Written exercise: Copy every line in which the string "republiek" occurs.

Input rows:
==========

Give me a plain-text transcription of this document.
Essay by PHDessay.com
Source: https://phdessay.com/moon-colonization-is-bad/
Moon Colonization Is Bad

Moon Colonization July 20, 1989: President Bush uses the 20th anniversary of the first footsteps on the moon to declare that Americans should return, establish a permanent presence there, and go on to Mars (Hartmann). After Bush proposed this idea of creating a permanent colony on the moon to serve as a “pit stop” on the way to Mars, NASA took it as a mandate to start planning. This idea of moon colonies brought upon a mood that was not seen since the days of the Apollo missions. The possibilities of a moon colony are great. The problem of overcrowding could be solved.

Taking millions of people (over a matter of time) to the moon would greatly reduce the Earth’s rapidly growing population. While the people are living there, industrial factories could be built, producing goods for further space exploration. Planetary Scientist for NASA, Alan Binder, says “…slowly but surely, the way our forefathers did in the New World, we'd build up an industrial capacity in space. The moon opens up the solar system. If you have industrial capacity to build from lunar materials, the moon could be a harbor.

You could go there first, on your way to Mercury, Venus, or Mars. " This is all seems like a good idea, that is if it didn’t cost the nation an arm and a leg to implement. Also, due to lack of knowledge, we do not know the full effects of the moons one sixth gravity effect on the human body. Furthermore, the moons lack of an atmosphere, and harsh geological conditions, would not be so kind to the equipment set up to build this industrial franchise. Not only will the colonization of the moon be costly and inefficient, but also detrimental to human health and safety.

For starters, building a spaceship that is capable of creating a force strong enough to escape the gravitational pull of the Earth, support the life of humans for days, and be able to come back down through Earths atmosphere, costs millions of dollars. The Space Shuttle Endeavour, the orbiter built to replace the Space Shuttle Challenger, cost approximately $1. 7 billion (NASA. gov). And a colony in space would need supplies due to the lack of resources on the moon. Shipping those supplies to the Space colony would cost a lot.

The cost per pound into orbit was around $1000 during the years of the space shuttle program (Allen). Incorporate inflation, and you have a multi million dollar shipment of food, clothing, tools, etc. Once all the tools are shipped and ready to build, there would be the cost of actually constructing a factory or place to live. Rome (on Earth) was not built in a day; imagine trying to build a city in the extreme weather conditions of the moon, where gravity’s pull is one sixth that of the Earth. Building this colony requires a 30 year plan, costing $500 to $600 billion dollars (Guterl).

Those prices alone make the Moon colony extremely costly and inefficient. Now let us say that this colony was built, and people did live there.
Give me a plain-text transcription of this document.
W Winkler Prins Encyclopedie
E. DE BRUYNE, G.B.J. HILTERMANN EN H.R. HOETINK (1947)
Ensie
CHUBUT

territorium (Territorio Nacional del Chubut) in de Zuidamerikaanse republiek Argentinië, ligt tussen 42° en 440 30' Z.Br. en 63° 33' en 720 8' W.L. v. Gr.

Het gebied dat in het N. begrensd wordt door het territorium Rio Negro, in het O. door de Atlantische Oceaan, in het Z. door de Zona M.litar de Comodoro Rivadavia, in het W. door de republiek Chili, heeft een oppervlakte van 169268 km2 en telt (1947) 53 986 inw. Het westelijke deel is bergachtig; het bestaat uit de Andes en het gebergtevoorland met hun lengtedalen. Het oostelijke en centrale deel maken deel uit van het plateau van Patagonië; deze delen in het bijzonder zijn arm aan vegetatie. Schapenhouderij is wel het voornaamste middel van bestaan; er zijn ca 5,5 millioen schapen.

==========

Correct result:
territorium (Territorio Nacional del Chubut) in de Zuidamerikaanse republiek Argentinië, ligt tussen 42° en 440 30' Z.Br. en 63° 33' en 720 8' W.L. v. Gr.
Het gebied dat in het N. begrensd wordt door het territorium Rio Negro, in het O. door de Atlantische Oceaan, in het Z. door de Zona M.litar de Comodoro Rivadavia, in het W. door de republiek Chili, heeft een oppervlakte van 169268 km2 en telt (1947) 53 986 inw. Het westelijke deel is bergachtig; het bestaat uit de Andes en het gebergtevoorland met hun lengtedalen. Het oostelijke en centrale deel maken deel uit van het plateau van Patagonië; deze delen in het bijzonder zijn arm aan vegetatie. Schapenhouderij is wel het voornaamste middel van bestaan; er zijn ca 5,5 millioen schapen.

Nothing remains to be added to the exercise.